**WORK REQUIRED**: Keep only the lines of the data below that contain "实习态度基本端正", and copy them.

--- start ---

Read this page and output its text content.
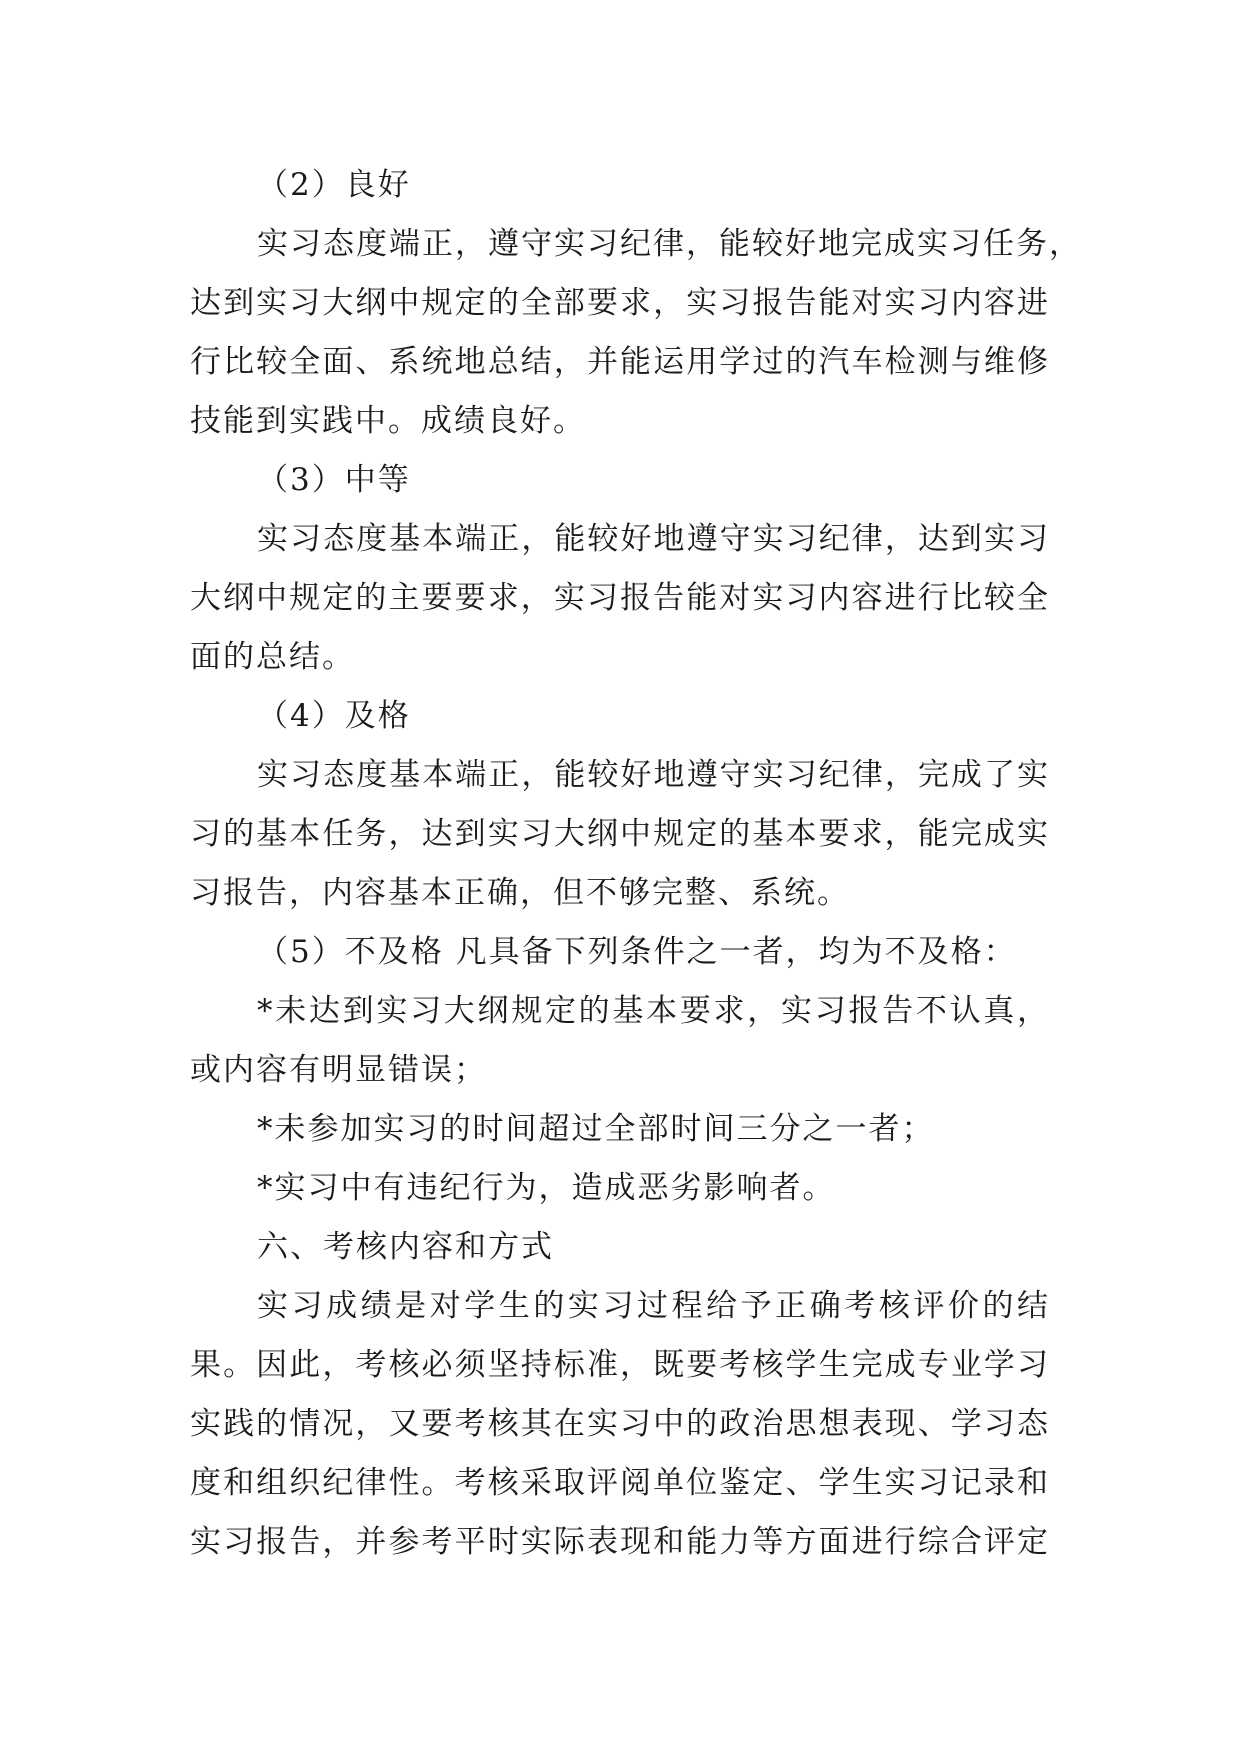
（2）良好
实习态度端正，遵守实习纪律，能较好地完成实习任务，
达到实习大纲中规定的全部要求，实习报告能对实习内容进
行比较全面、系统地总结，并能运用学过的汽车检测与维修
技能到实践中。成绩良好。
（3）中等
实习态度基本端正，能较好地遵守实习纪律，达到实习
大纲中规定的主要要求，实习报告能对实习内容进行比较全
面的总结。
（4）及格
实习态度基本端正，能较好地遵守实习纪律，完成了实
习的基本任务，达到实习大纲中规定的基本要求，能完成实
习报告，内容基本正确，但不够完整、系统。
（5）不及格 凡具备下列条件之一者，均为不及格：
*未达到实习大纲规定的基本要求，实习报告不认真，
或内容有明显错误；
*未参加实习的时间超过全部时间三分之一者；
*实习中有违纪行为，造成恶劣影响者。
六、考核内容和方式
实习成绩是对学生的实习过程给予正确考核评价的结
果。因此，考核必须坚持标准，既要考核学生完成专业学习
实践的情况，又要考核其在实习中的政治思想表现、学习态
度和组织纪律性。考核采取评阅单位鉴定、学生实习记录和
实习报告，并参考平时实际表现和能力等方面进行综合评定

--- end ---
--- start ---

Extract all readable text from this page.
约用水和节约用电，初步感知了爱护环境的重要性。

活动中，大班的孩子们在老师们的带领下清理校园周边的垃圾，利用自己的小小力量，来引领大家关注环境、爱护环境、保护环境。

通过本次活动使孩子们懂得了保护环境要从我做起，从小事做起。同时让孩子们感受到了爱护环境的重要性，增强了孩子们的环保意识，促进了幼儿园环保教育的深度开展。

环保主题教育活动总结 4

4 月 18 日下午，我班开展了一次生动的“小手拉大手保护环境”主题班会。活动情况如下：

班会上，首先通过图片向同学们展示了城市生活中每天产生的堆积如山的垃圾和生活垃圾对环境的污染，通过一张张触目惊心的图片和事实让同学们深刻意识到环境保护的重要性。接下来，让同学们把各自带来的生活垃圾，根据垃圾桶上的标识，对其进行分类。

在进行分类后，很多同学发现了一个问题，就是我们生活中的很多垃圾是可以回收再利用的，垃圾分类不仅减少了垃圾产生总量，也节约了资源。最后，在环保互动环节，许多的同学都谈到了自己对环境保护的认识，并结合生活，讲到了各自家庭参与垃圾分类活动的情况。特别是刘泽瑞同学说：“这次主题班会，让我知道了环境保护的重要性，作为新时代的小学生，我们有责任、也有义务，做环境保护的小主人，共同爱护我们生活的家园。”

--- end ---

**WRITTEN RESPONSE**:
实习态度基本端正，能较好地遵守实习纪律，达到实习
实习态度基本端正，能较好地遵守实习纪律，完成了实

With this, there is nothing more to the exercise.